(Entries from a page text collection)
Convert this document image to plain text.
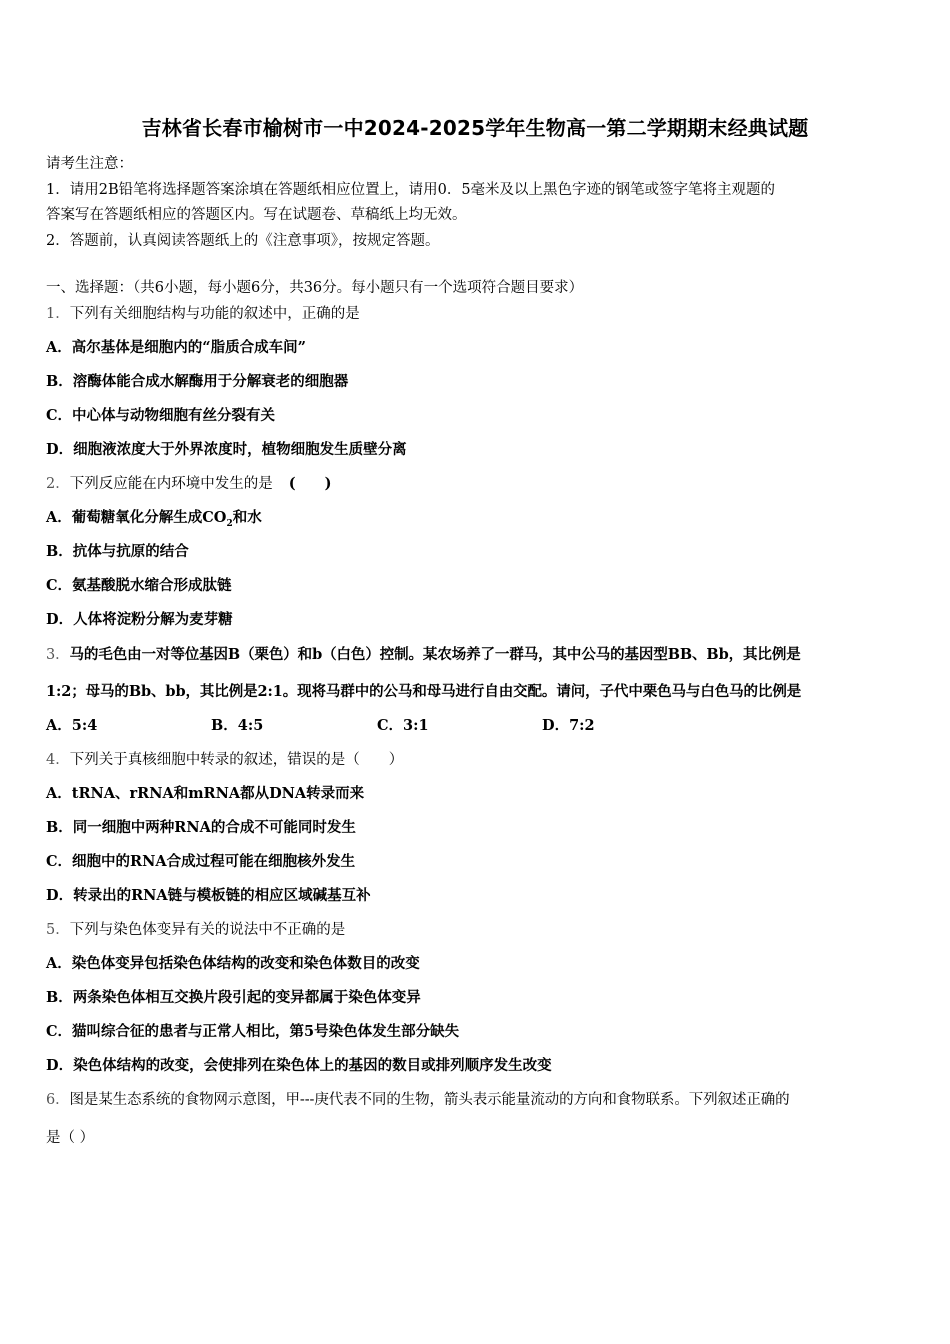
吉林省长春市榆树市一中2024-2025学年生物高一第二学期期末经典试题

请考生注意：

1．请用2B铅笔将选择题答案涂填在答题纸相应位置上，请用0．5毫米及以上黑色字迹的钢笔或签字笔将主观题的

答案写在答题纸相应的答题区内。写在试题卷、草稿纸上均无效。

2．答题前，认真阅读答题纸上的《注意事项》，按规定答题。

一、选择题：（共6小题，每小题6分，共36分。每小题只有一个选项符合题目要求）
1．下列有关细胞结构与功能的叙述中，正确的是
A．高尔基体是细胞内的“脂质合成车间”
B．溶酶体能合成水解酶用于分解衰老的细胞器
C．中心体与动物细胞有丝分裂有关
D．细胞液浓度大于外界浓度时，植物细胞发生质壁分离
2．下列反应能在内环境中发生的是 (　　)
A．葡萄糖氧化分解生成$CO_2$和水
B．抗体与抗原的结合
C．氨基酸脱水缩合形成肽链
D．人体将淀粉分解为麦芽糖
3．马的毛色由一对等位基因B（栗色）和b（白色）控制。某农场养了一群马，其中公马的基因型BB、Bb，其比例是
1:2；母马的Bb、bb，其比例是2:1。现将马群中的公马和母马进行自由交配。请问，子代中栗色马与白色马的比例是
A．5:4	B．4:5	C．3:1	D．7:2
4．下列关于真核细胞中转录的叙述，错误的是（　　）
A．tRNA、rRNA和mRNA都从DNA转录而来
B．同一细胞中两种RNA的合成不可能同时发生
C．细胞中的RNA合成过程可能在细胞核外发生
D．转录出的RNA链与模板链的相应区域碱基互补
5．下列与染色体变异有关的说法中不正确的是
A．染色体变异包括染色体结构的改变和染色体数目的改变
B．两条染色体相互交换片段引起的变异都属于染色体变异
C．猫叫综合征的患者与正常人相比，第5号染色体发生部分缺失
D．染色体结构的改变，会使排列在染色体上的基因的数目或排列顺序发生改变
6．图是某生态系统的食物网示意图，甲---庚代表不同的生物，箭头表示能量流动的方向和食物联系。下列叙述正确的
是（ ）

WHAT YOU NEED TO DO: Retype the data exactly; images stay out.

COMPLETED TASK:
Convert this document image to plain text.
吉林省长春市榆树市一中2024-2025学年生物高一第二学期期末经典试题

请考生注意：

1．请用2B铅笔将选择题答案涂填在答题纸相应位置上，请用0．5毫米及以上黑色字迹的钢笔或签字笔将主观题的

答案写在答题纸相应的答题区内。写在试题卷、草稿纸上均无效。

2．答题前，认真阅读答题纸上的《注意事项》，按规定答题。

一、选择题：（共6小题，每小题6分，共36分。每小题只有一个选项符合题目要求）
1．下列有关细胞结构与功能的叙述中，正确的是
A．高尔基体是细胞内的“脂质合成车间”
B．溶酶体能合成水解酶用于分解衰老的细胞器
C．中心体与动物细胞有丝分裂有关
D．细胞液浓度大于外界浓度时，植物细胞发生质壁分离
2．下列反应能在内环境中发生的是 (　　)
A．葡萄糖氧化分解生成$CO_2$和水
B．抗体与抗原的结合
C．氨基酸脱水缩合形成肽链
D．人体将淀粉分解为麦芽糖
3．马的毛色由一对等位基因B（栗色）和b（白色）控制。某农场养了一群马，其中公马的基因型BB、Bb，其比例是
1:2；母马的Bb、bb，其比例是2:1。现将马群中的公马和母马进行自由交配。请问，子代中栗色马与白色马的比例是
A．5:4	B．4:5	C．3:1	D．7:2
4．下列关于真核细胞中转录的叙述，错误的是（　　）
A．tRNA、rRNA和mRNA都从DNA转录而来
B．同一细胞中两种RNA的合成不可能同时发生
C．细胞中的RNA合成过程可能在细胞核外发生
D．转录出的RNA链与模板链的相应区域碱基互补
5．下列与染色体变异有关的说法中不正确的是
A．染色体变异包括染色体结构的改变和染色体数目的改变
B．两条染色体相互交换片段引起的变异都属于染色体变异
C．猫叫综合征的患者与正常人相比，第5号染色体发生部分缺失
D．染色体结构的改变，会使排列在染色体上的基因的数目或排列顺序发生改变
6．图是某生态系统的食物网示意图，甲---庚代表不同的生物，箭头表示能量流动的方向和食物联系。下列叙述正确的
是（ ）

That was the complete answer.